===== Data provided =====

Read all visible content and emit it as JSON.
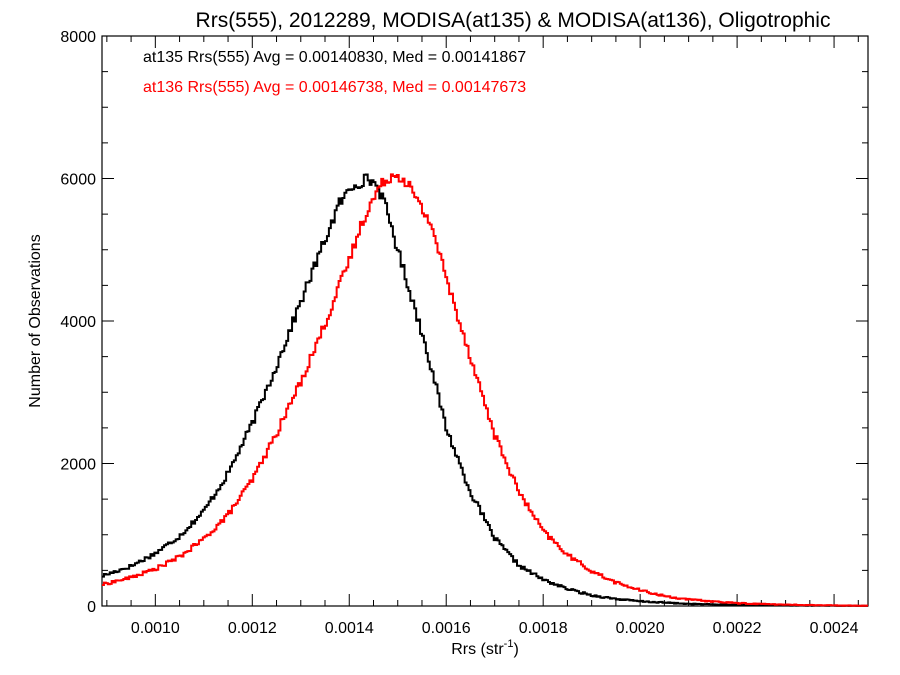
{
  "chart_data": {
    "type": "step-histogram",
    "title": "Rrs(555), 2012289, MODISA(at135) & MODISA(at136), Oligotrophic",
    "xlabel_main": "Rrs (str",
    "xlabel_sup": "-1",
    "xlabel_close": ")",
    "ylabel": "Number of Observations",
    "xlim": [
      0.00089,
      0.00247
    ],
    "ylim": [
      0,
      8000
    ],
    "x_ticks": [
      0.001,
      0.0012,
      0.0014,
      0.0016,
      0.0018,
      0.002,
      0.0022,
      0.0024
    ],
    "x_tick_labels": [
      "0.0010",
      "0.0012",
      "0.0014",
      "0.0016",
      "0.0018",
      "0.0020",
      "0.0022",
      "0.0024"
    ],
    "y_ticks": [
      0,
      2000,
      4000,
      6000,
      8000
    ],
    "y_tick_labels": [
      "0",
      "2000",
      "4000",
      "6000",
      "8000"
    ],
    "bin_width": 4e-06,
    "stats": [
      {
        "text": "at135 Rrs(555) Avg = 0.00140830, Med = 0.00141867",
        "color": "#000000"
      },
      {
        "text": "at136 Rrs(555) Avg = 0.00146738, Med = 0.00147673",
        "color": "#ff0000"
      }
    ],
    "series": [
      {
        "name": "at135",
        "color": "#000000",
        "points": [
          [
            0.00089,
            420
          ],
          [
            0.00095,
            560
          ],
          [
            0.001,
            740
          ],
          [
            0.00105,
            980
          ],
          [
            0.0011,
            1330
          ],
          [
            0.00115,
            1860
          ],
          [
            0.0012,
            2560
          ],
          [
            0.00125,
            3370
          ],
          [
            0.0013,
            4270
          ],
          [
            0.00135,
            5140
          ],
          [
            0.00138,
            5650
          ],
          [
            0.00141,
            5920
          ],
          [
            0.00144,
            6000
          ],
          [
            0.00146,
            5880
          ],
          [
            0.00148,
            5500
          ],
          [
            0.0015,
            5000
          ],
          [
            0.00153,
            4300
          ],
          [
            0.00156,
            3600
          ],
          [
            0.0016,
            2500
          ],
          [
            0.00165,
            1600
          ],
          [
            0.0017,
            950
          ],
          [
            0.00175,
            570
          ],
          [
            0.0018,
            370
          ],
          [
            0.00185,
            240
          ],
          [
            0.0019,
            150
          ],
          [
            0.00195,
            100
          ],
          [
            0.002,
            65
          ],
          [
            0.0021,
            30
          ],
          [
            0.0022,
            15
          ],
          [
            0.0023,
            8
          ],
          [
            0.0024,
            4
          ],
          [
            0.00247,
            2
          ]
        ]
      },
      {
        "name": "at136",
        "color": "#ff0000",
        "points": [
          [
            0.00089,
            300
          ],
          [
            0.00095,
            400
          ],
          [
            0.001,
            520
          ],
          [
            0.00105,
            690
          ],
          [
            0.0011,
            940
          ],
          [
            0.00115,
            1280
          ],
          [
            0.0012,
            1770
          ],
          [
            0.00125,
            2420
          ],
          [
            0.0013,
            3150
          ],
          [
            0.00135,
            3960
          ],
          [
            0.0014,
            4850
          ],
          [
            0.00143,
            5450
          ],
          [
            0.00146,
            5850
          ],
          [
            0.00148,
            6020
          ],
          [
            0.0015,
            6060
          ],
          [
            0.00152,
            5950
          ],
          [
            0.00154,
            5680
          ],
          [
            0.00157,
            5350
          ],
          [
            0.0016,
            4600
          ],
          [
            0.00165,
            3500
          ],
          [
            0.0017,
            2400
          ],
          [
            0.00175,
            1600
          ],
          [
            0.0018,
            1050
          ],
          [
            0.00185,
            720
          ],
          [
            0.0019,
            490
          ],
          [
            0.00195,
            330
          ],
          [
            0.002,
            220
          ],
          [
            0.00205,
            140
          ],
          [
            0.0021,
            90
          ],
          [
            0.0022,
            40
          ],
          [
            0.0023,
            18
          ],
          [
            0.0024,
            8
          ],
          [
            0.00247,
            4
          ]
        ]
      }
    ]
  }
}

=====
===== Data provided =====

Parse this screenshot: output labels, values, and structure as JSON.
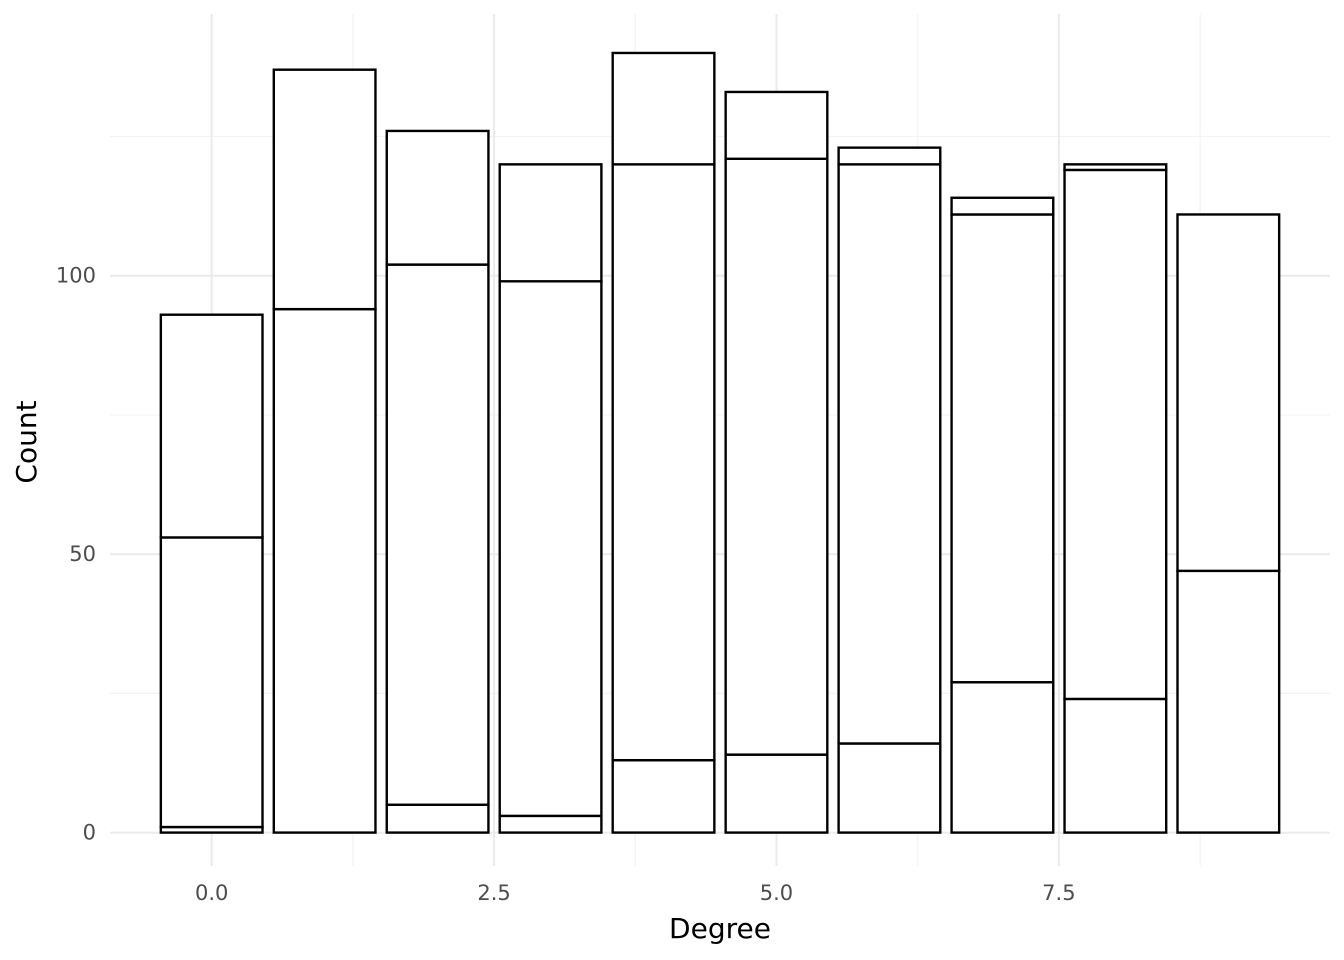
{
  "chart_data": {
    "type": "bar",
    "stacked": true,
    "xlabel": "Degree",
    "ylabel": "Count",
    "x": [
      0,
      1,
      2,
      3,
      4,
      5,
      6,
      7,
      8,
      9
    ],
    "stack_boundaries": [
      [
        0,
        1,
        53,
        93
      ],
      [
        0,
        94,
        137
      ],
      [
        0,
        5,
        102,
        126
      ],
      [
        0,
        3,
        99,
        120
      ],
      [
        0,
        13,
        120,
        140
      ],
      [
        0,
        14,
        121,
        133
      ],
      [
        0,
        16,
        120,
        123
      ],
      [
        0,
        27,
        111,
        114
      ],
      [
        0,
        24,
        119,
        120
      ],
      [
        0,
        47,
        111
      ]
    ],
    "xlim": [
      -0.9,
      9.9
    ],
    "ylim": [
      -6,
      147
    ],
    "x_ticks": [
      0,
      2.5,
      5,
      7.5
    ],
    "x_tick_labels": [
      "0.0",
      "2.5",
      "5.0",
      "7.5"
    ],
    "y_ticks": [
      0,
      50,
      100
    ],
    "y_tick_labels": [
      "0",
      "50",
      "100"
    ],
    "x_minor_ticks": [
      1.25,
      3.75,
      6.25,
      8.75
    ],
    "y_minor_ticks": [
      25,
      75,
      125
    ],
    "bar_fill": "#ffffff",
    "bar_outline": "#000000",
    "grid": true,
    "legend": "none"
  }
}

=====
===== Data provided =====

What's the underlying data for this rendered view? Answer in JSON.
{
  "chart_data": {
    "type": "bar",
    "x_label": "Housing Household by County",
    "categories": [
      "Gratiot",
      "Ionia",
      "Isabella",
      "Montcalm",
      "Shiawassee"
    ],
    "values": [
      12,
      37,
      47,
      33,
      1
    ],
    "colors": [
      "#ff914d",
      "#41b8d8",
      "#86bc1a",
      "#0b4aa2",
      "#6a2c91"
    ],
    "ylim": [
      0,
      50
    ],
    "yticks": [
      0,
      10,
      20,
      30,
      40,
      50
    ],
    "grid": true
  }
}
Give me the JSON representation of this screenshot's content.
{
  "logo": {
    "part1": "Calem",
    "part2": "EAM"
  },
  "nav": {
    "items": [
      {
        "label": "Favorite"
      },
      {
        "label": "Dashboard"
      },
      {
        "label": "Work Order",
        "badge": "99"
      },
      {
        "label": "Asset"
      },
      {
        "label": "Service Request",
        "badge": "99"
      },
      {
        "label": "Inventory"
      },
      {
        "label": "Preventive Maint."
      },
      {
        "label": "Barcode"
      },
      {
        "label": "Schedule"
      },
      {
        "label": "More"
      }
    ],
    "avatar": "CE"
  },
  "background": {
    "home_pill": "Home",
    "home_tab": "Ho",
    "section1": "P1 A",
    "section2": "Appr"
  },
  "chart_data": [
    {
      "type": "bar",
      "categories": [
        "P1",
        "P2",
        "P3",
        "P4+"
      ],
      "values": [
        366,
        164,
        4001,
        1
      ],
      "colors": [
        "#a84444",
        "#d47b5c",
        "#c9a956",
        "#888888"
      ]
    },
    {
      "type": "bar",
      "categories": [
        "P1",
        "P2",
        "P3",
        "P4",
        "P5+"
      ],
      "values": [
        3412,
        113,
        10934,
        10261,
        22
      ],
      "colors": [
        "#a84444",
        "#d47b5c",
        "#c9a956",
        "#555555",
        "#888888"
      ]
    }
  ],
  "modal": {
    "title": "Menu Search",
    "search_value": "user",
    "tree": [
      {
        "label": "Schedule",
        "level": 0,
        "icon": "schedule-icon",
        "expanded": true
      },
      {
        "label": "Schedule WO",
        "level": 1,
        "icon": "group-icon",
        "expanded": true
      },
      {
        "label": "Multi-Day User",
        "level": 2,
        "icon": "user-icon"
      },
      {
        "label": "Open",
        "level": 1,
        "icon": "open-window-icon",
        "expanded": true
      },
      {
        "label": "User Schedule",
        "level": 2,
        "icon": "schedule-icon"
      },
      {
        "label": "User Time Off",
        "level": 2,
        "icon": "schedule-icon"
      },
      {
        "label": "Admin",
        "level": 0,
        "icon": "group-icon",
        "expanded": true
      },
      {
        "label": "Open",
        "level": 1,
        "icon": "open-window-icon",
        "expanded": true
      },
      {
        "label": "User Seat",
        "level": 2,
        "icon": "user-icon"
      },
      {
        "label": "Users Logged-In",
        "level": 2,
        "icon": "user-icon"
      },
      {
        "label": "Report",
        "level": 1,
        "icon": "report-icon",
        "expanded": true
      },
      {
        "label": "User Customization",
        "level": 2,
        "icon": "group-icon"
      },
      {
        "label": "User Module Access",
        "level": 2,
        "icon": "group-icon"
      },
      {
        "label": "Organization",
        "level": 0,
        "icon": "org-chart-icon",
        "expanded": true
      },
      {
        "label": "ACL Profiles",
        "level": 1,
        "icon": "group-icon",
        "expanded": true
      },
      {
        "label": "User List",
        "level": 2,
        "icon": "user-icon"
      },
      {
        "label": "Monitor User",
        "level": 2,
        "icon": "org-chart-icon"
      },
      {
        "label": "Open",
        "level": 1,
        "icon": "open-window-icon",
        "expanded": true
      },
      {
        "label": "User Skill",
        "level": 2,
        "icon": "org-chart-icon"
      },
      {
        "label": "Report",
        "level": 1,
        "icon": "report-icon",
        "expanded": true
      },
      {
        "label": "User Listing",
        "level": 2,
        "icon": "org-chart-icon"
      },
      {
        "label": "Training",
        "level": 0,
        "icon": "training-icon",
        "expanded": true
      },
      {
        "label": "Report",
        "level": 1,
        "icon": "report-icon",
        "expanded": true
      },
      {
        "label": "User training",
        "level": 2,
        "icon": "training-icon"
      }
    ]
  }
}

=====

▶ [What you need to do] Filter the entries above down to the lines containing the word "screenshot".

▶ [Solution for this exercise]
Parse this screenshot: output labels, values, and structure as JSON.
Give me the JSON representation of this screenshot's content.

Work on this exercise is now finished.